:: Entries shown ::
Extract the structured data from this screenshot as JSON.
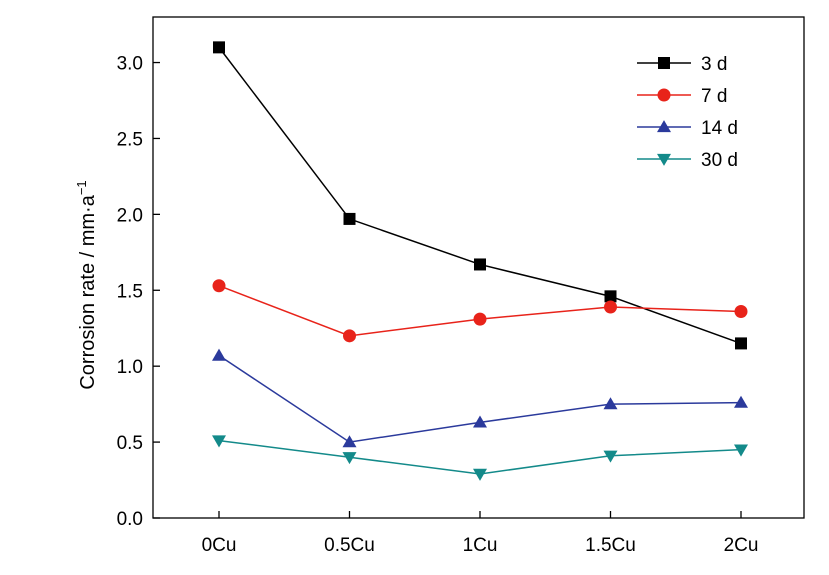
{
  "chart_data": {
    "type": "line",
    "categories": [
      "0Cu",
      "0.5Cu",
      "1Cu",
      "1.5Cu",
      "2Cu"
    ],
    "xlabel": "",
    "ylabel": "Corrosion rate / mm·a",
    "ylabel_superscript": "−1",
    "ylim": [
      0.0,
      3.3
    ],
    "yticks": [
      "0.0",
      "0.5",
      "1.0",
      "1.5",
      "2.0",
      "2.5",
      "3.0"
    ],
    "ytick_values": [
      0,
      0.5,
      1.0,
      1.5,
      2.0,
      2.5,
      3.0
    ],
    "grid": false,
    "legend_position": "top-right",
    "series": [
      {
        "name": "3 d",
        "color": "#000000",
        "marker": "square",
        "values": [
          3.1,
          1.97,
          1.67,
          1.46,
          1.15
        ]
      },
      {
        "name": "7 d",
        "color": "#e8231a",
        "marker": "circle",
        "values": [
          1.53,
          1.2,
          1.31,
          1.39,
          1.36
        ]
      },
      {
        "name": "14 d",
        "color": "#2b3a9c",
        "marker": "triangle-up",
        "values": [
          1.07,
          0.5,
          0.63,
          0.75,
          0.76
        ]
      },
      {
        "name": "30 d",
        "color": "#138a8a",
        "marker": "triangle-down",
        "values": [
          0.51,
          0.4,
          0.29,
          0.41,
          0.45
        ]
      }
    ]
  }
}
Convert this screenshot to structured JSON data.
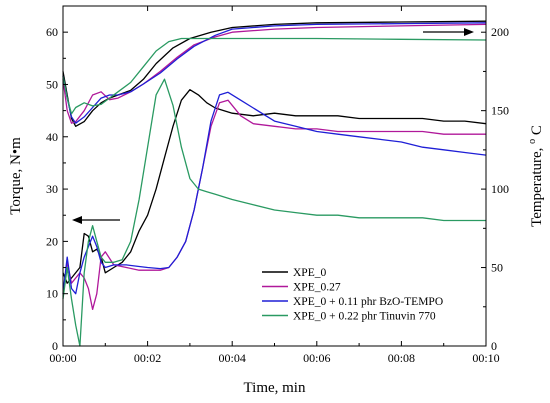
{
  "chart_data": {
    "type": "line",
    "xlabel": "Time, min",
    "ylabel_left": "Torque, N•m",
    "ylabel_right_main": "Temperature, ",
    "ylabel_right_sup": "o",
    "ylabel_right_unit": "C",
    "xlim_min": [
      0,
      10
    ],
    "ylim_left": [
      0,
      65
    ],
    "ylim_right": [
      0,
      216.7
    ],
    "x_tick_values": [
      0,
      2,
      4,
      6,
      8,
      10
    ],
    "x_tick_labels": [
      "00:00",
      "00:02",
      "00:04",
      "00:06",
      "00:08",
      "00:10"
    ],
    "y_left_ticks": [
      0,
      10,
      20,
      30,
      40,
      50,
      60
    ],
    "y_right_ticks": [
      0,
      50,
      100,
      150,
      200
    ],
    "legend_position": "lower-right",
    "series": [
      {
        "name": "XPE_0",
        "color": "#000000",
        "axis": "left",
        "quantity": "torque",
        "points": [
          [
            0,
            14
          ],
          [
            0.1,
            12
          ],
          [
            0.2,
            13
          ],
          [
            0.4,
            15
          ],
          [
            0.5,
            21.5
          ],
          [
            0.6,
            21
          ],
          [
            0.7,
            18
          ],
          [
            0.8,
            18.5
          ],
          [
            0.9,
            17
          ],
          [
            1.0,
            14
          ],
          [
            1.2,
            15
          ],
          [
            1.4,
            16
          ],
          [
            1.6,
            18
          ],
          [
            1.8,
            22
          ],
          [
            2.0,
            25
          ],
          [
            2.2,
            30
          ],
          [
            2.4,
            36
          ],
          [
            2.6,
            42
          ],
          [
            2.8,
            47
          ],
          [
            3.0,
            49
          ],
          [
            3.2,
            48
          ],
          [
            3.4,
            46.5
          ],
          [
            3.6,
            45.5
          ],
          [
            3.8,
            45
          ],
          [
            4.0,
            44.5
          ],
          [
            4.5,
            44
          ],
          [
            5.0,
            44.5
          ],
          [
            5.5,
            44
          ],
          [
            6,
            44
          ],
          [
            6.5,
            44
          ],
          [
            7,
            43.5
          ],
          [
            7.5,
            43.5
          ],
          [
            8,
            43.5
          ],
          [
            8.5,
            43.5
          ],
          [
            9,
            43
          ],
          [
            9.5,
            43
          ],
          [
            10,
            42.5
          ]
        ]
      },
      {
        "name": "XPE_0.27",
        "color": "#b0189a",
        "axis": "left",
        "quantity": "torque",
        "points": [
          [
            0,
            10
          ],
          [
            0.1,
            16
          ],
          [
            0.2,
            12
          ],
          [
            0.3,
            13
          ],
          [
            0.4,
            14
          ],
          [
            0.5,
            13
          ],
          [
            0.6,
            11
          ],
          [
            0.7,
            7
          ],
          [
            0.8,
            10
          ],
          [
            0.9,
            17
          ],
          [
            1.0,
            18
          ],
          [
            1.2,
            15.5
          ],
          [
            1.5,
            15
          ],
          [
            1.8,
            14.5
          ],
          [
            2.0,
            14.5
          ],
          [
            2.3,
            14.5
          ],
          [
            2.5,
            15
          ],
          [
            2.7,
            17
          ],
          [
            2.9,
            20
          ],
          [
            3.1,
            26
          ],
          [
            3.3,
            34
          ],
          [
            3.5,
            42
          ],
          [
            3.7,
            46.5
          ],
          [
            3.9,
            47
          ],
          [
            4.2,
            44
          ],
          [
            4.5,
            42.5
          ],
          [
            5.0,
            42
          ],
          [
            5.5,
            41.5
          ],
          [
            6,
            41.5
          ],
          [
            6.5,
            41
          ],
          [
            7,
            41
          ],
          [
            7.5,
            41
          ],
          [
            8,
            41
          ],
          [
            8.5,
            41
          ],
          [
            9,
            40.5
          ],
          [
            9.5,
            40.5
          ],
          [
            10,
            40.5
          ]
        ]
      },
      {
        "name": "XPE_0 + 0.11 phr BzO-TEMPO",
        "color": "#1f1fd6",
        "axis": "left",
        "quantity": "torque",
        "points": [
          [
            0,
            10
          ],
          [
            0.1,
            17
          ],
          [
            0.2,
            11
          ],
          [
            0.3,
            10
          ],
          [
            0.4,
            14
          ],
          [
            0.5,
            17
          ],
          [
            0.6,
            19
          ],
          [
            0.7,
            21
          ],
          [
            0.8,
            19
          ],
          [
            0.9,
            16
          ],
          [
            1.0,
            15
          ],
          [
            1.2,
            15.5
          ],
          [
            1.5,
            15.5
          ],
          [
            1.8,
            15.2
          ],
          [
            2.0,
            15
          ],
          [
            2.3,
            14.8
          ],
          [
            2.5,
            15
          ],
          [
            2.7,
            17
          ],
          [
            2.9,
            20
          ],
          [
            3.1,
            26
          ],
          [
            3.3,
            34
          ],
          [
            3.5,
            43
          ],
          [
            3.7,
            48
          ],
          [
            3.9,
            48.5
          ],
          [
            4.2,
            47
          ],
          [
            4.5,
            45.5
          ],
          [
            5.0,
            43
          ],
          [
            5.5,
            42
          ],
          [
            6,
            41
          ],
          [
            6.5,
            40.5
          ],
          [
            7,
            40
          ],
          [
            7.5,
            39.5
          ],
          [
            8,
            39
          ],
          [
            8.5,
            38
          ],
          [
            9,
            37.5
          ],
          [
            9.5,
            37
          ],
          [
            10,
            36.5
          ]
        ]
      },
      {
        "name": "XPE_0 + 0.22 phr Tinuvin 770",
        "color": "#2a9a62",
        "axis": "left",
        "quantity": "torque",
        "points": [
          [
            0,
            9
          ],
          [
            0.1,
            15
          ],
          [
            0.2,
            9
          ],
          [
            0.3,
            4
          ],
          [
            0.4,
            0
          ],
          [
            0.5,
            14
          ],
          [
            0.6,
            20
          ],
          [
            0.7,
            23
          ],
          [
            0.8,
            20
          ],
          [
            0.9,
            17
          ],
          [
            1.0,
            16
          ],
          [
            1.2,
            16
          ],
          [
            1.4,
            16.5
          ],
          [
            1.6,
            20
          ],
          [
            1.8,
            28
          ],
          [
            2.0,
            38
          ],
          [
            2.2,
            48
          ],
          [
            2.4,
            51
          ],
          [
            2.6,
            46
          ],
          [
            2.8,
            38
          ],
          [
            3.0,
            32
          ],
          [
            3.2,
            30
          ],
          [
            3.4,
            29.5
          ],
          [
            3.6,
            29
          ],
          [
            3.8,
            28.5
          ],
          [
            4.0,
            28
          ],
          [
            4.5,
            27
          ],
          [
            5,
            26
          ],
          [
            5.5,
            25.5
          ],
          [
            6,
            25
          ],
          [
            6.5,
            25
          ],
          [
            7,
            24.5
          ],
          [
            7.5,
            24.5
          ],
          [
            8,
            24.5
          ],
          [
            8.5,
            24.5
          ],
          [
            9,
            24
          ],
          [
            9.5,
            24
          ],
          [
            10,
            24
          ]
        ]
      },
      {
        "name": "XPE_0 temperature",
        "color": "#000000",
        "axis": "right",
        "quantity": "temperature",
        "points": [
          [
            0,
            175
          ],
          [
            0.1,
            160
          ],
          [
            0.2,
            145
          ],
          [
            0.3,
            140
          ],
          [
            0.5,
            143
          ],
          [
            0.7,
            150
          ],
          [
            0.9,
            155
          ],
          [
            1.1,
            158
          ],
          [
            1.3,
            160
          ],
          [
            1.6,
            163
          ],
          [
            1.9,
            170
          ],
          [
            2.2,
            180
          ],
          [
            2.6,
            190
          ],
          [
            3.0,
            196
          ],
          [
            3.5,
            200
          ],
          [
            4.0,
            203
          ],
          [
            5,
            205
          ],
          [
            6,
            206
          ],
          [
            8,
            206.5
          ],
          [
            10,
            207
          ]
        ]
      },
      {
        "name": "XPE_0.27 temperature",
        "color": "#b0189a",
        "axis": "right",
        "quantity": "temperature",
        "points": [
          [
            0,
            170
          ],
          [
            0.1,
            150
          ],
          [
            0.2,
            142
          ],
          [
            0.3,
            143
          ],
          [
            0.5,
            150
          ],
          [
            0.7,
            160
          ],
          [
            0.9,
            162
          ],
          [
            1.1,
            157
          ],
          [
            1.3,
            158
          ],
          [
            1.6,
            162
          ],
          [
            1.9,
            167
          ],
          [
            2.3,
            175
          ],
          [
            2.7,
            184
          ],
          [
            3.1,
            192
          ],
          [
            3.6,
            197
          ],
          [
            4.0,
            200
          ],
          [
            5,
            202
          ],
          [
            6,
            203
          ],
          [
            8,
            204
          ],
          [
            10,
            205
          ]
        ]
      },
      {
        "name": "XPE_0 + 0.11 phr BzO-TEMPO temperature",
        "color": "#1f1fd6",
        "axis": "right",
        "quantity": "temperature",
        "points": [
          [
            0,
            172
          ],
          [
            0.1,
            158
          ],
          [
            0.2,
            146
          ],
          [
            0.3,
            142
          ],
          [
            0.5,
            146
          ],
          [
            0.7,
            152
          ],
          [
            0.9,
            158
          ],
          [
            1.1,
            160
          ],
          [
            1.3,
            160
          ],
          [
            1.6,
            162
          ],
          [
            1.9,
            167
          ],
          [
            2.3,
            174
          ],
          [
            2.7,
            183
          ],
          [
            3.1,
            191
          ],
          [
            3.6,
            198
          ],
          [
            4.0,
            202
          ],
          [
            5,
            204
          ],
          [
            6,
            205
          ],
          [
            8,
            205.5
          ],
          [
            10,
            206
          ]
        ]
      },
      {
        "name": "XPE_0 + 0.22 phr Tinuvin 770 temperature",
        "color": "#2a9a62",
        "axis": "right",
        "quantity": "temperature",
        "points": [
          [
            0,
            172
          ],
          [
            0.1,
            158
          ],
          [
            0.2,
            148
          ],
          [
            0.3,
            152
          ],
          [
            0.5,
            155
          ],
          [
            0.7,
            153
          ],
          [
            0.9,
            154
          ],
          [
            1.1,
            158
          ],
          [
            1.3,
            162
          ],
          [
            1.6,
            168
          ],
          [
            1.9,
            178
          ],
          [
            2.2,
            188
          ],
          [
            2.5,
            194
          ],
          [
            2.8,
            196
          ],
          [
            3.2,
            196
          ],
          [
            4,
            196
          ],
          [
            5,
            196
          ],
          [
            6,
            196
          ],
          [
            8,
            195.5
          ],
          [
            10,
            195
          ]
        ]
      }
    ],
    "annotations": [
      "left-arrow marks torque curves (left axis)",
      "right-arrow marks temperature curves (right axis)"
    ]
  }
}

:: Exercise requirements ::
Find the string "marks" in the listing and return every line that holds it.

:: Written response ::
      "left-arrow marks torque curves (left axis)",
      "right-arrow marks temperature curves (right axis)"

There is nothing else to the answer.